* Aim: Copy all lines in which the word "Special" can be found.

(Data excerpts)
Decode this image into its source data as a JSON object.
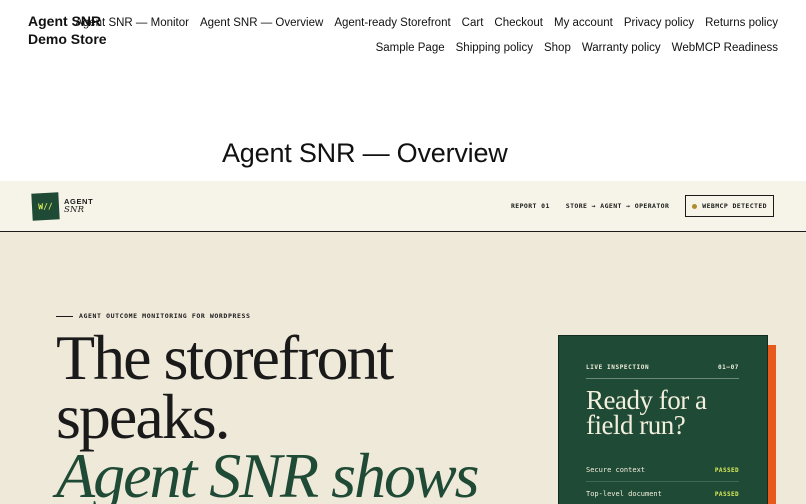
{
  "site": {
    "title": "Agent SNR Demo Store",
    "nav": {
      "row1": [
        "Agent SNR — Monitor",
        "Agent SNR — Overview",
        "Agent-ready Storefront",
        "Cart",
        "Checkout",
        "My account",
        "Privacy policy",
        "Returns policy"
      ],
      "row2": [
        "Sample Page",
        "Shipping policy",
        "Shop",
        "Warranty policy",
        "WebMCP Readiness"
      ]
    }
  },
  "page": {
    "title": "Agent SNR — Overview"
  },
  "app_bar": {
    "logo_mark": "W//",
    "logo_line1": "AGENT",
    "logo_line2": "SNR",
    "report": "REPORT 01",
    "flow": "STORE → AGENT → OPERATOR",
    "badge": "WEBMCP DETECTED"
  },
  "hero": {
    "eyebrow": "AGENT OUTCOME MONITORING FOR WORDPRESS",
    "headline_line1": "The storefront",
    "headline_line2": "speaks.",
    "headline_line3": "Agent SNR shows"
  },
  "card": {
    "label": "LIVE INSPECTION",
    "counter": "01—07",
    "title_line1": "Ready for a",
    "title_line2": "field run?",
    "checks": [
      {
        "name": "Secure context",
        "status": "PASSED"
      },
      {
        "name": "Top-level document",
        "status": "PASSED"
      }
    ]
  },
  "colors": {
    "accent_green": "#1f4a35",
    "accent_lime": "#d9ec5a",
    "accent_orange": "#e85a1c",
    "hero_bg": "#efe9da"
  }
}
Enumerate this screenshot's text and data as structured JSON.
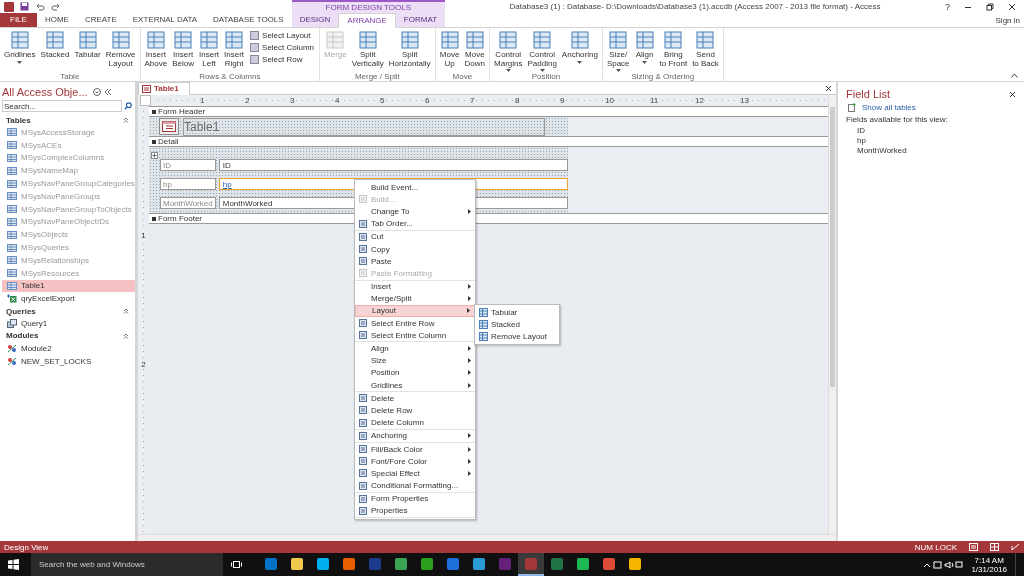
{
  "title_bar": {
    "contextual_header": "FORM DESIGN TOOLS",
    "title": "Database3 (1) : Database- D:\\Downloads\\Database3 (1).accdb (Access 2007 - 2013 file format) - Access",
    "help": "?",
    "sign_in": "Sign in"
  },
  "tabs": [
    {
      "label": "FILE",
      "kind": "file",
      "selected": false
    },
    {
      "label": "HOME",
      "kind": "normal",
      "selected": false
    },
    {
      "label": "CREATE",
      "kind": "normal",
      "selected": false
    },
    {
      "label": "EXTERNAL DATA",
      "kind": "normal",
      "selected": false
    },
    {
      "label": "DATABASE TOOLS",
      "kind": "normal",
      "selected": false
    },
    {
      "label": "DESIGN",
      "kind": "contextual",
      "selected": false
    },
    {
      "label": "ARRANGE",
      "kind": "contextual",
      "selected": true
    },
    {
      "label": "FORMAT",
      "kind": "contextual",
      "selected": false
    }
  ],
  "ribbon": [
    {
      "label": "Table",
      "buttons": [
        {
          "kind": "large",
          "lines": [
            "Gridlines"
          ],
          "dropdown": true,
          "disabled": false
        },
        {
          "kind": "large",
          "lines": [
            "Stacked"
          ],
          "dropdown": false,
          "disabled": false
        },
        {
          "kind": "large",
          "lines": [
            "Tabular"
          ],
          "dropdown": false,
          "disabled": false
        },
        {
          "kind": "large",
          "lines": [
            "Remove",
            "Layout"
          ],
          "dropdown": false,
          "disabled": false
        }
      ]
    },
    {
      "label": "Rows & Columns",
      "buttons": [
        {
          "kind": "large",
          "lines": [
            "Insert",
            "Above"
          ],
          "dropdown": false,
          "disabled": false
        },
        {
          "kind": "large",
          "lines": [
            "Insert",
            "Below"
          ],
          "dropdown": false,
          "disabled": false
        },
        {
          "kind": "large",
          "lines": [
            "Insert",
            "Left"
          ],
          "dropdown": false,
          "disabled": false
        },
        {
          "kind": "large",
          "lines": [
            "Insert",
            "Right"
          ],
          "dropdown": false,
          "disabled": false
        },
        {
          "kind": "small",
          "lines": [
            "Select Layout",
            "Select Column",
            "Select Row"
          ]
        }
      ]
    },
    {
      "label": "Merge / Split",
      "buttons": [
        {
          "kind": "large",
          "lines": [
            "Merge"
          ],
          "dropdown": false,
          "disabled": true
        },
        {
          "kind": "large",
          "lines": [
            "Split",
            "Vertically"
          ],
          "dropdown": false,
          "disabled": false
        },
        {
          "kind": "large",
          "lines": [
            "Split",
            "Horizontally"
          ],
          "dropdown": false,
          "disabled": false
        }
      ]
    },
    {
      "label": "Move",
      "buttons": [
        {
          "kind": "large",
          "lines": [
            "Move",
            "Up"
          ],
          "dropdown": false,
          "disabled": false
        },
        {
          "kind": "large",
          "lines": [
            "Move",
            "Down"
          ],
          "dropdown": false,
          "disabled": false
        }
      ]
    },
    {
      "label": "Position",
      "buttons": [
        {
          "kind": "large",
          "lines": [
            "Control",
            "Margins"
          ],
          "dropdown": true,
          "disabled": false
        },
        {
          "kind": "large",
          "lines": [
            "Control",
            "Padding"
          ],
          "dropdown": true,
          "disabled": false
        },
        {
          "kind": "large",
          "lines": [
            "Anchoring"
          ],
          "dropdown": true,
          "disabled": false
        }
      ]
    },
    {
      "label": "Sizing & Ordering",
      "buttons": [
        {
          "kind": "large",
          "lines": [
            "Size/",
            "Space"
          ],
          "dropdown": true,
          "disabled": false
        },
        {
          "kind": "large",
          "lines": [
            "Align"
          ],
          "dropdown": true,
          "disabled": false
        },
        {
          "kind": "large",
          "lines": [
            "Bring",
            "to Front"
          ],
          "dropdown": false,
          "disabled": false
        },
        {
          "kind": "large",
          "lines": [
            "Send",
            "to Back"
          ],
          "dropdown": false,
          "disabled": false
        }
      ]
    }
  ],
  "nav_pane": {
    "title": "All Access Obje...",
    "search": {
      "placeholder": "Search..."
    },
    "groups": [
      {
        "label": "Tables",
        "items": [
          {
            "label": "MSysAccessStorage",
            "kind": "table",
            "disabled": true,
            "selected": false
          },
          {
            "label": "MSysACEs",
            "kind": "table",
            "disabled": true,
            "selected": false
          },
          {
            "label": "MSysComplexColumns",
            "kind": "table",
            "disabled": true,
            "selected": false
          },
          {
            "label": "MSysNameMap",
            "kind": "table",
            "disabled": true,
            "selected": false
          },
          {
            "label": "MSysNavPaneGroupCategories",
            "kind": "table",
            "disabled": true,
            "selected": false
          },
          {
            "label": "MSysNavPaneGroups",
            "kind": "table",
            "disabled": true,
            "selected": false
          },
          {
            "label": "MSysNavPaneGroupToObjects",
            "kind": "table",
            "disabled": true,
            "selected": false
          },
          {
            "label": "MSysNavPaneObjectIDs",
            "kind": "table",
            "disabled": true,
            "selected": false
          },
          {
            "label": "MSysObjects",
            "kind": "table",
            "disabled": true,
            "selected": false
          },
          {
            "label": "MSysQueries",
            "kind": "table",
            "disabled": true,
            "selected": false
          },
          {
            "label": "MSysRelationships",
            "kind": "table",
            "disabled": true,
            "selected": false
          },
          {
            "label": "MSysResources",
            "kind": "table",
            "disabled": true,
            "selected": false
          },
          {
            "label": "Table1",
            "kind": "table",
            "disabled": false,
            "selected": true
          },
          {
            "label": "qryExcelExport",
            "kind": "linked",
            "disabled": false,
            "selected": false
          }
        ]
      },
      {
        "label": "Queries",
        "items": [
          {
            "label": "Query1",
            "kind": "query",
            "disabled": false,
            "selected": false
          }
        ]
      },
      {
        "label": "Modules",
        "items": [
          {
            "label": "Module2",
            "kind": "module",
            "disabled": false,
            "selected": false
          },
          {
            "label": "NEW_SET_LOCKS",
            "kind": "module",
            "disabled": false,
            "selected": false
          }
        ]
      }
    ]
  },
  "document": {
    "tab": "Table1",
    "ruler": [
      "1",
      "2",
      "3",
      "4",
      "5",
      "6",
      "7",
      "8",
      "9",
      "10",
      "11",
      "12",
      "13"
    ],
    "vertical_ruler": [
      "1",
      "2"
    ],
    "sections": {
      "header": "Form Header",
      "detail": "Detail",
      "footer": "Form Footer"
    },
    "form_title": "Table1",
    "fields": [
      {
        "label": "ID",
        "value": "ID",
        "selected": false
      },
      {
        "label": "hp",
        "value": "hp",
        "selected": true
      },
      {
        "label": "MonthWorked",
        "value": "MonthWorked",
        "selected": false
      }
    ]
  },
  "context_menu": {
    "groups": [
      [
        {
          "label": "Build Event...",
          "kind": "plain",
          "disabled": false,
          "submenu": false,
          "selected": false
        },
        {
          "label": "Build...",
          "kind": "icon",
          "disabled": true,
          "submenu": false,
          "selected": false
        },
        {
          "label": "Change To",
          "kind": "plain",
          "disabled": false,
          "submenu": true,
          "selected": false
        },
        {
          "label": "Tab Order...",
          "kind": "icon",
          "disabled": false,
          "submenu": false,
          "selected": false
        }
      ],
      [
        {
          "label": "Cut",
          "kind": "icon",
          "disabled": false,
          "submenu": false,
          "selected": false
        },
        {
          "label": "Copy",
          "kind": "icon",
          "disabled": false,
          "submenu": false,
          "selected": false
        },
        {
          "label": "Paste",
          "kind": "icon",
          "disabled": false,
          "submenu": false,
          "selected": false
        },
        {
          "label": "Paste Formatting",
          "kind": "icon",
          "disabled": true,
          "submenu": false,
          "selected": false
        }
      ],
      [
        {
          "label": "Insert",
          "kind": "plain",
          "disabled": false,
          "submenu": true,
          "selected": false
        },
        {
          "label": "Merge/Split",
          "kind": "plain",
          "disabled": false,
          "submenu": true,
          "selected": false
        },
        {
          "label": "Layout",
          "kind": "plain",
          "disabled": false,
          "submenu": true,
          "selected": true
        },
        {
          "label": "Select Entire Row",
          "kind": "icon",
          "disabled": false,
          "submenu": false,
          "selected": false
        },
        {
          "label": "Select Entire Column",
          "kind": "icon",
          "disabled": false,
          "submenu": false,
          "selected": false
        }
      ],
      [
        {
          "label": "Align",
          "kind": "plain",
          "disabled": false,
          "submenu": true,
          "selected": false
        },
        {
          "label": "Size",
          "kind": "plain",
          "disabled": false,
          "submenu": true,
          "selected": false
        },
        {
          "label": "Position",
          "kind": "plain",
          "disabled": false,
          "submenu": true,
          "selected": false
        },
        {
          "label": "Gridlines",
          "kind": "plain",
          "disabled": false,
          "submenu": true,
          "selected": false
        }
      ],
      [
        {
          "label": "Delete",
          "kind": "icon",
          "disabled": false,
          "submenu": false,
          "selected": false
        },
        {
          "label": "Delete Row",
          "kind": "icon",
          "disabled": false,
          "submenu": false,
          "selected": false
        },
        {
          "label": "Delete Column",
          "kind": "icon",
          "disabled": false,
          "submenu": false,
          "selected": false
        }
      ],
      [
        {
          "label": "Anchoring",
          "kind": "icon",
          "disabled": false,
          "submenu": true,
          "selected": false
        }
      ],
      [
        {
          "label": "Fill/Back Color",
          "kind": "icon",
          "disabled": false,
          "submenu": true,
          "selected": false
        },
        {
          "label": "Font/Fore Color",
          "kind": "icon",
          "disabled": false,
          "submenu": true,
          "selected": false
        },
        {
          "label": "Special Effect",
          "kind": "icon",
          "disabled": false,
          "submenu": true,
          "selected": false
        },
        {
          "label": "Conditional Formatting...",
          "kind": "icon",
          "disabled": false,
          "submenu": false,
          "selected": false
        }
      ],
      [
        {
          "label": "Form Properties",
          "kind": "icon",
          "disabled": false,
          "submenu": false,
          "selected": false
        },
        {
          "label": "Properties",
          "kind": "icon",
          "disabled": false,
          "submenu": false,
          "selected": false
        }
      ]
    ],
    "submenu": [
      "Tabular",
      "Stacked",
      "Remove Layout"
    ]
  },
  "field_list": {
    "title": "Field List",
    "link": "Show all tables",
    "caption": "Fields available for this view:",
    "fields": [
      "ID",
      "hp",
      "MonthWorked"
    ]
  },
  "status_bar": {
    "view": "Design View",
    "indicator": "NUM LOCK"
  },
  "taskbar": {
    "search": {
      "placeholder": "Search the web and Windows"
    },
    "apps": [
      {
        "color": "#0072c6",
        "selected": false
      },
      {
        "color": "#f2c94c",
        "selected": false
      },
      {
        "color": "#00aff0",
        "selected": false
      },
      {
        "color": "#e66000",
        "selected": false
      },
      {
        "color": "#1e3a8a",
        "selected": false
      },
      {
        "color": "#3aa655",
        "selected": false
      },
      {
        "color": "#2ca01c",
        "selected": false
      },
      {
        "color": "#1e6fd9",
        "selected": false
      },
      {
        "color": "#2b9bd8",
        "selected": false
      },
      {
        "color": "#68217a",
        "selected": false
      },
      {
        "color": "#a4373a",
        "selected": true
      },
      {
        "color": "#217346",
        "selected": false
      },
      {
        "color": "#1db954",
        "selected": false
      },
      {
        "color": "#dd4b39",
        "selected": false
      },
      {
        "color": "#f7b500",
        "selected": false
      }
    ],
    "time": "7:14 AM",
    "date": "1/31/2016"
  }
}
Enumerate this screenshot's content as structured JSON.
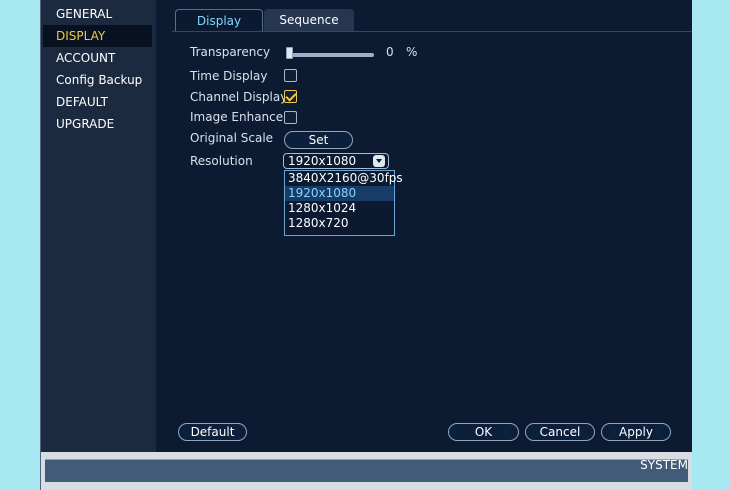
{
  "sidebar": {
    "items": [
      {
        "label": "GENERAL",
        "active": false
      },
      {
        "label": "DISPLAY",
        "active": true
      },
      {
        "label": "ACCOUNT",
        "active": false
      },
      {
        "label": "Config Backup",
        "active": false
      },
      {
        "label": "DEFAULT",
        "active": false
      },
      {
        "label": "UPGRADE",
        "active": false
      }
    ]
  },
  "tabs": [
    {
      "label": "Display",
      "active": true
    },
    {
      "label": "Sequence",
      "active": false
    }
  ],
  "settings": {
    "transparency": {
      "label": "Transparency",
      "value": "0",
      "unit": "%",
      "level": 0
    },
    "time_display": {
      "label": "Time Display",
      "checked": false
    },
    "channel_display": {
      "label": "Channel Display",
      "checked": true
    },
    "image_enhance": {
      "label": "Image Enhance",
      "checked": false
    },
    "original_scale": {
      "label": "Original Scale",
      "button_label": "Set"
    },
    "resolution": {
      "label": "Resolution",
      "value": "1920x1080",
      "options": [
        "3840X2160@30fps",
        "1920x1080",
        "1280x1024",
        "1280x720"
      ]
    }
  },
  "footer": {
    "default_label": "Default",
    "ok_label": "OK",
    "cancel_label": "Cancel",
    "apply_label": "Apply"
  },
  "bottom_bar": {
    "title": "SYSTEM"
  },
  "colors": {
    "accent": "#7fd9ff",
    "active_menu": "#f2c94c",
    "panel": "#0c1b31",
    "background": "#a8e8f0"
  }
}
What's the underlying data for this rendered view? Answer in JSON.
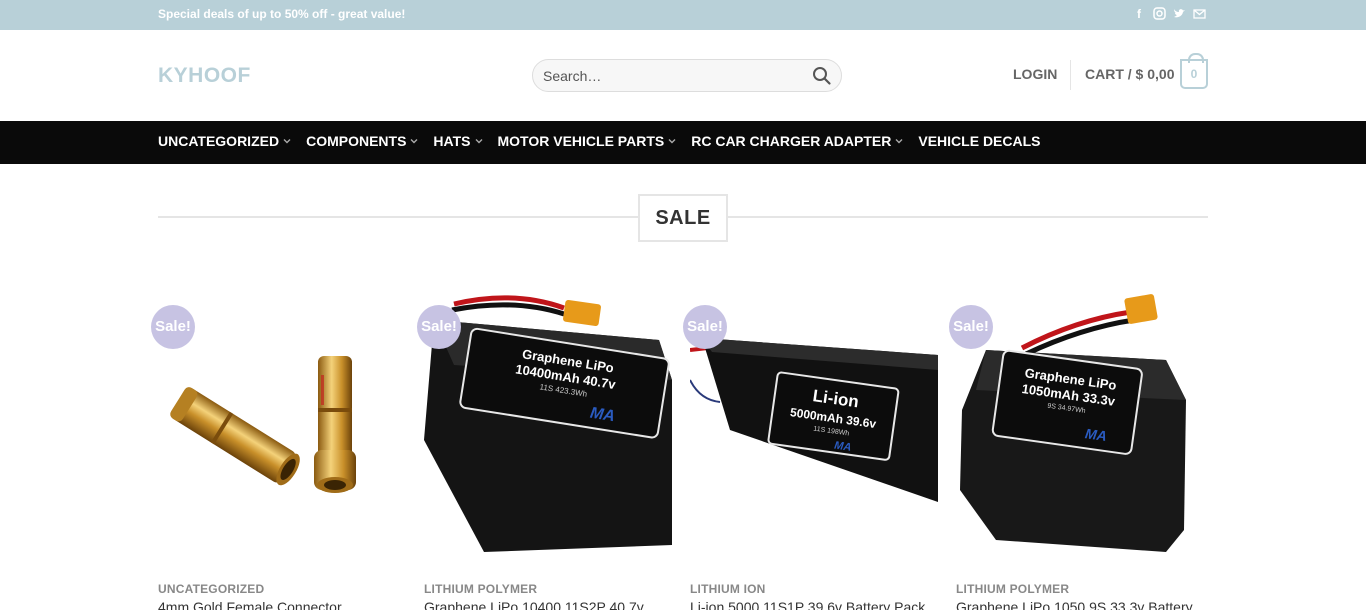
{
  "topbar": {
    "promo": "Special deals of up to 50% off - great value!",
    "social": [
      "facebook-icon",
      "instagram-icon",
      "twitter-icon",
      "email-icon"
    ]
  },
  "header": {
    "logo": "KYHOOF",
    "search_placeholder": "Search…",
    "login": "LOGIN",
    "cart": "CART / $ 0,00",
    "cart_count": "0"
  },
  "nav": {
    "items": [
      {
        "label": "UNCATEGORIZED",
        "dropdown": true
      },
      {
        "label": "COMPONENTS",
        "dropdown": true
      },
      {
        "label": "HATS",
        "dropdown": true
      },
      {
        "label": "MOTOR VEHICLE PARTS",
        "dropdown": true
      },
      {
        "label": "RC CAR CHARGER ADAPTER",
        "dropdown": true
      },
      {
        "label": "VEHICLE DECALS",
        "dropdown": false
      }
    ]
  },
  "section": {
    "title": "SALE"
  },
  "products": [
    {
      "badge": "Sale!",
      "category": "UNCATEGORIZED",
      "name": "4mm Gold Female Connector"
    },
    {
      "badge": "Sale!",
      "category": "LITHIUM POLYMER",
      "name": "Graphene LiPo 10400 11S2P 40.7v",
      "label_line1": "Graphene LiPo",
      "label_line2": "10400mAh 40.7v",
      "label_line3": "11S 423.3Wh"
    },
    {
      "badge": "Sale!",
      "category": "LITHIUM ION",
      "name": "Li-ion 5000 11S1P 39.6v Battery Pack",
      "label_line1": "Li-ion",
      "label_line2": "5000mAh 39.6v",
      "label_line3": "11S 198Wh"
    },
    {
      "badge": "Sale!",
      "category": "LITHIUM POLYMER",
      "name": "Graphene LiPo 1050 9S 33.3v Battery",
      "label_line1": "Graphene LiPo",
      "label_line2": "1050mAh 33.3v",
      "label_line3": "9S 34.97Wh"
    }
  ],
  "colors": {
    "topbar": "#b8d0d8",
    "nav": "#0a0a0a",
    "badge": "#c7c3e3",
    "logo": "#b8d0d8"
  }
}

* Exercise response:
          "label": "Special Effect",
    "promo": "Special deals of up to 50% off - great value!",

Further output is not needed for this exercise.